"""

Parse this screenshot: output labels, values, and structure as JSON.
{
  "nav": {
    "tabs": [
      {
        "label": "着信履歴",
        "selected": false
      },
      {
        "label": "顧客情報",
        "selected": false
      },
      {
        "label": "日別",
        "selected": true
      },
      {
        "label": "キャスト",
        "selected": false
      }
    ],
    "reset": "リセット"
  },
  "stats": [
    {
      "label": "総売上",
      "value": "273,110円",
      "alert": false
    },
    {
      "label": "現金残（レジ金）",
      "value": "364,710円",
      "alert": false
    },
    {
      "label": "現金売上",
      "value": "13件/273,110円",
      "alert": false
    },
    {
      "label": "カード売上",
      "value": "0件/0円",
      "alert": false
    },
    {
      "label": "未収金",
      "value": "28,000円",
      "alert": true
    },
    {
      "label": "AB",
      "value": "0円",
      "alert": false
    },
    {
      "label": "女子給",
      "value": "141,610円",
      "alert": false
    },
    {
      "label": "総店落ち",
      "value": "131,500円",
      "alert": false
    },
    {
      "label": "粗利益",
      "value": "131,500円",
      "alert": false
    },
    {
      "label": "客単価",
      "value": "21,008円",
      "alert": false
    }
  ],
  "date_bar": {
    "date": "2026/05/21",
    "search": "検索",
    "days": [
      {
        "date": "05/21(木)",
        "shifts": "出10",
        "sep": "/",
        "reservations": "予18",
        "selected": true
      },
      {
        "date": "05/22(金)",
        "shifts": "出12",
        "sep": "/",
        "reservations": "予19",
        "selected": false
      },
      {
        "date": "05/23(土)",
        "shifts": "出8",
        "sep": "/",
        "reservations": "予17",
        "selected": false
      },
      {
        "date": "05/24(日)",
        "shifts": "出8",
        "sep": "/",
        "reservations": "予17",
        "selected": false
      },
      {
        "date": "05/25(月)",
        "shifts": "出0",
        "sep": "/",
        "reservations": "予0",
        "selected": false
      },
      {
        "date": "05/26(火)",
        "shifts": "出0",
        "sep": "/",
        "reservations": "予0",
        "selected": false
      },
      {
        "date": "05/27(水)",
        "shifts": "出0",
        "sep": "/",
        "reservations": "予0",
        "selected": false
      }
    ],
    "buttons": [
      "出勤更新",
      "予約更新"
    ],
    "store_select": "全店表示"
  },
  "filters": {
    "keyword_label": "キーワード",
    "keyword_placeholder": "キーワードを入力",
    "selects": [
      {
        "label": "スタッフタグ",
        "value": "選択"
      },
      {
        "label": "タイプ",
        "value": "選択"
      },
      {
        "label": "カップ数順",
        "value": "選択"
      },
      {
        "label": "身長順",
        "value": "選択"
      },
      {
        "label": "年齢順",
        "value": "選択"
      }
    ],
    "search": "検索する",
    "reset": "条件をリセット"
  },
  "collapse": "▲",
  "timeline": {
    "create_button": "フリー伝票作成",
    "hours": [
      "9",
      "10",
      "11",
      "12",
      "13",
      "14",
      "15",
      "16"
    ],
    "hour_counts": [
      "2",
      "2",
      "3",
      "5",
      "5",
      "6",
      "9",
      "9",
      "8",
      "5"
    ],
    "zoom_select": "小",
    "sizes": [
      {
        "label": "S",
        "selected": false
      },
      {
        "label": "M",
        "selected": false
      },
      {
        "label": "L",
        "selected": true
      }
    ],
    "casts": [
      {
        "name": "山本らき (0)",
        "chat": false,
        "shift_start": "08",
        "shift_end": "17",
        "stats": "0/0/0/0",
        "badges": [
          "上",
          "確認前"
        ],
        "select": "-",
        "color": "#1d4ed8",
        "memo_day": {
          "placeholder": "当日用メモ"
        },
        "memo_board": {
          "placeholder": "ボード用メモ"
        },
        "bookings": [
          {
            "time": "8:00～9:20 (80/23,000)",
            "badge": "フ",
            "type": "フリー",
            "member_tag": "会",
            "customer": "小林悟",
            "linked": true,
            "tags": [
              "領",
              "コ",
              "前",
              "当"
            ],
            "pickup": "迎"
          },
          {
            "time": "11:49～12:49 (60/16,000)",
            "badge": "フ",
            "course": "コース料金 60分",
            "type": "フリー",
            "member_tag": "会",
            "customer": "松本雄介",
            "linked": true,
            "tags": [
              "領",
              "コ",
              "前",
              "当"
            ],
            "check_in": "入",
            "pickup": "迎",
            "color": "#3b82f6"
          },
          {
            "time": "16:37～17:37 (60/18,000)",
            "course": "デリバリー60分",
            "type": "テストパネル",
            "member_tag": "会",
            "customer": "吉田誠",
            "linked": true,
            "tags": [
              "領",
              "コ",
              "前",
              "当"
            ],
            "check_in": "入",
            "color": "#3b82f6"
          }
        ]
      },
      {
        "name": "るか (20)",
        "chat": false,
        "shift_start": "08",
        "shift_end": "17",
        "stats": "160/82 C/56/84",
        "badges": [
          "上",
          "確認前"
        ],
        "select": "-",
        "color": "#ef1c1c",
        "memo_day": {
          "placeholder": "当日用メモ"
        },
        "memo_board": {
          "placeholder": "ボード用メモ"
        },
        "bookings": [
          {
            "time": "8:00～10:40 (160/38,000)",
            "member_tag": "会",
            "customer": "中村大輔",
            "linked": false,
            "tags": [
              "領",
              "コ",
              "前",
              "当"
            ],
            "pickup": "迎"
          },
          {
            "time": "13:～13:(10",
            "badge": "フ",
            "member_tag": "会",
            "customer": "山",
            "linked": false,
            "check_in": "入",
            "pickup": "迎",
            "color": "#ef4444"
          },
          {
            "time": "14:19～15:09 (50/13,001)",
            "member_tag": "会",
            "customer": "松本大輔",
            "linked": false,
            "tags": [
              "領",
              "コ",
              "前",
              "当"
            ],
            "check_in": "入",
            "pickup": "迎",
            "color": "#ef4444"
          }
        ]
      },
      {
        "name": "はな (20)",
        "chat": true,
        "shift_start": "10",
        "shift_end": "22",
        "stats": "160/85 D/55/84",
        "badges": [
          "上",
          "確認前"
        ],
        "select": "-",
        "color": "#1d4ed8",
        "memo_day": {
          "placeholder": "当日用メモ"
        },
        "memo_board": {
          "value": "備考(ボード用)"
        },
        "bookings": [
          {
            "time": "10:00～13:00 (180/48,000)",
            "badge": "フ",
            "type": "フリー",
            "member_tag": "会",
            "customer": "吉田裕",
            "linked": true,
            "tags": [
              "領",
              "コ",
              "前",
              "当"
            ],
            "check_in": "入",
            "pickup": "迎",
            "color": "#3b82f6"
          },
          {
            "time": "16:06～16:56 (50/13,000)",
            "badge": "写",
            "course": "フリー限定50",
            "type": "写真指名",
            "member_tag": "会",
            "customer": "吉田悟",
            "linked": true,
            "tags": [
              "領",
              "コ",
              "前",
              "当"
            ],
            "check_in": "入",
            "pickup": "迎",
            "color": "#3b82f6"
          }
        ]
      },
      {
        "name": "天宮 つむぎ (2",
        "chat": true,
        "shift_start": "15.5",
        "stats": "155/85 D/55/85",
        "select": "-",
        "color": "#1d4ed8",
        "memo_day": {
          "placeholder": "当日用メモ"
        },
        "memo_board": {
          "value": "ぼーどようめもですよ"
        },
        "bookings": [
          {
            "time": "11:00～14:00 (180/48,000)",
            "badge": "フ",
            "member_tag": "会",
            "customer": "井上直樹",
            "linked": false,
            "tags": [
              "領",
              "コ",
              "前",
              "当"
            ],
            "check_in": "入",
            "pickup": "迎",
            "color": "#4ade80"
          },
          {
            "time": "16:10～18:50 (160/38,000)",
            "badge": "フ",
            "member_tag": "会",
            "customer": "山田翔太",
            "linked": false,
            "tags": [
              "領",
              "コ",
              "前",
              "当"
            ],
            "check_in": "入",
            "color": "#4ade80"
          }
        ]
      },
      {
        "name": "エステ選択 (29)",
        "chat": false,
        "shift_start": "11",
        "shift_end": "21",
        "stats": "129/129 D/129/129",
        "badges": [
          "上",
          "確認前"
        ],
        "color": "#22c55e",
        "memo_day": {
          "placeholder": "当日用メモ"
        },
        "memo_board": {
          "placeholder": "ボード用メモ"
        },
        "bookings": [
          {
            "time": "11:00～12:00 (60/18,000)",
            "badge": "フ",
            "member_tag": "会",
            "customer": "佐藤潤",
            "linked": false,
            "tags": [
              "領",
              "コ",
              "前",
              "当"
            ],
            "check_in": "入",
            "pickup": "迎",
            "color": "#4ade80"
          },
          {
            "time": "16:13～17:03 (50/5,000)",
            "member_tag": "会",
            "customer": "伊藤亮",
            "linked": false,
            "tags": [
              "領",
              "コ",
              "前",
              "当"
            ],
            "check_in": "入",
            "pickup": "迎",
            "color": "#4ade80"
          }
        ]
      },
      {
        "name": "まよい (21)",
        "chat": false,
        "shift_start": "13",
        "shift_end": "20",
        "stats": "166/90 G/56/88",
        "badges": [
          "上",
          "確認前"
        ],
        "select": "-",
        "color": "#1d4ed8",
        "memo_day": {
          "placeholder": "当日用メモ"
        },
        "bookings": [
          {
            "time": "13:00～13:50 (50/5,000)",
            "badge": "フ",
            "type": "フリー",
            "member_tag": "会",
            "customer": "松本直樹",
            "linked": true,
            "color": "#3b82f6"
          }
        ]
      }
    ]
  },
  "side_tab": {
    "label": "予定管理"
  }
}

"""

Scan the data above; copy every line where "course" appears.

## FULL ANSWER:
            "course": "コース料金 60分",
            "course": "デリバリー60分",
            "course": "フリー限定50",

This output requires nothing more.